(Dataset entries)

===============

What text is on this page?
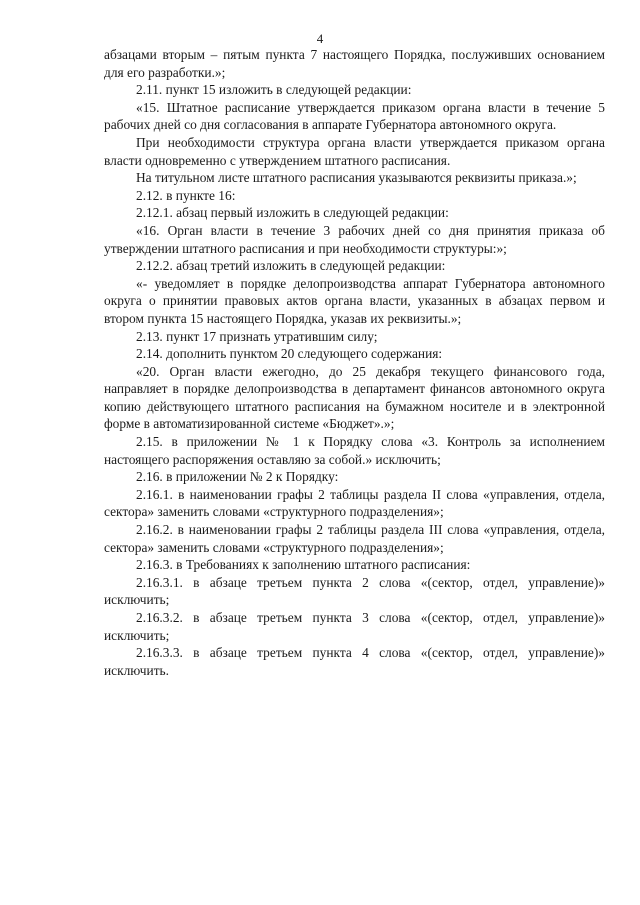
4

абзацами вторым – пятым пункта 7 настоящего Порядка, послуживших основанием для его разработки.»;

2.11. пункт 15 изложить в следующей редакции:

«15. Штатное расписание утверждается приказом органа власти в течение 5 рабочих дней со дня согласования в аппарате Губернатора автономного округа.

При необходимости структура органа власти утверждается приказом органа власти одновременно с утверждением штатного расписания.

На титульном листе штатного расписания указываются реквизиты приказа.»;

2.12. в пункте 16:

2.12.1. абзац первый изложить в следующей редакции:

«16. Орган власти в течение 3 рабочих дней со дня принятия приказа об утверждении штатного расписания и при необходимости структуры:»;

2.12.2. абзац третий изложить в следующей редакции:

«- уведомляет в порядке делопроизводства аппарат Губернатора автономного округа о принятии правовых актов органа власти, указанных в абзацах первом и втором пункта 15 настоящего Порядка, указав их реквизиты.»;

2.13. пункт 17 признать утратившим силу;

2.14. дополнить пунктом 20 следующего содержания:

«20. Орган власти ежегодно, до 25 декабря текущего финансового года, направляет в порядке делопроизводства в департамент финансов автономного округа копию действующего штатного расписания на бумажном носителе и в электронной форме в автоматизированной системе «Бюджет».»;

2.15. в приложении № 1 к Порядку слова «3. Контроль за исполнением настоящего распоряжения оставляю за собой.» исключить;

2.16. в приложении № 2 к Порядку:

2.16.1. в наименовании графы 2 таблицы раздела II слова «управления, отдела, сектора» заменить словами «структурного подразделения»;

2.16.2. в наименовании графы 2 таблицы раздела III слова «управления, отдела, сектора» заменить словами «структурного подразделения»;

2.16.3. в Требованиях к заполнению штатного расписания:

2.16.3.1. в абзаце третьем пункта 2 слова «(сектор, отдел, управление)» исключить;

2.16.3.2. в абзаце третьем пункта 3 слова «(сектор, отдел, управление)» исключить;

2.16.3.3. в абзаце третьем пункта 4 слова «(сектор, отдел, управление)» исключить.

===============

**What is expected:** What you return should match the records above word for word, minus the pictures.

**Solution for this task:**
What text is on this page?
4

абзацами вторым – пятым пункта 7 настоящего Порядка, послуживших основанием для его разработки.»;

2.11. пункт 15 изложить в следующей редакции:

«15. Штатное расписание утверждается приказом органа власти в течение 5 рабочих дней со дня согласования в аппарате Губернатора автономного округа.

При необходимости структура органа власти утверждается приказом органа власти одновременно с утверждением штатного расписания.

На титульном листе штатного расписания указываются реквизиты приказа.»;

2.12. в пункте 16:

2.12.1. абзац первый изложить в следующей редакции:

«16. Орган власти в течение 3 рабочих дней со дня принятия приказа об утверждении штатного расписания и при необходимости структуры:»;

2.12.2. абзац третий изложить в следующей редакции:

«- уведомляет в порядке делопроизводства аппарат Губернатора автономного округа о принятии правовых актов органа власти, указанных в абзацах первом и втором пункта 15 настоящего Порядка, указав их реквизиты.»;

2.13. пункт 17 признать утратившим силу;

2.14. дополнить пунктом 20 следующего содержания:

«20. Орган власти ежегодно, до 25 декабря текущего финансового года, направляет в порядке делопроизводства в департамент финансов автономного округа копию действующего штатного расписания на бумажном носителе и в электронной форме в автоматизированной системе «Бюджет».»;

2.15. в приложении № 1 к Порядку слова «3. Контроль за исполнением настоящего распоряжения оставляю за собой.» исключить;

2.16. в приложении № 2 к Порядку:

2.16.1. в наименовании графы 2 таблицы раздела II слова «управления, отдела, сектора» заменить словами «структурного подразделения»;

2.16.2. в наименовании графы 2 таблицы раздела III слова «управления, отдела, сектора» заменить словами «структурного подразделения»;

2.16.3. в Требованиях к заполнению штатного расписания:

2.16.3.1. в абзаце третьем пункта 2 слова «(сектор, отдел, управление)» исключить;

2.16.3.2. в абзаце третьем пункта 3 слова «(сектор, отдел, управление)» исключить;

2.16.3.3. в абзаце третьем пункта 4 слова «(сектор, отдел, управление)» исключить.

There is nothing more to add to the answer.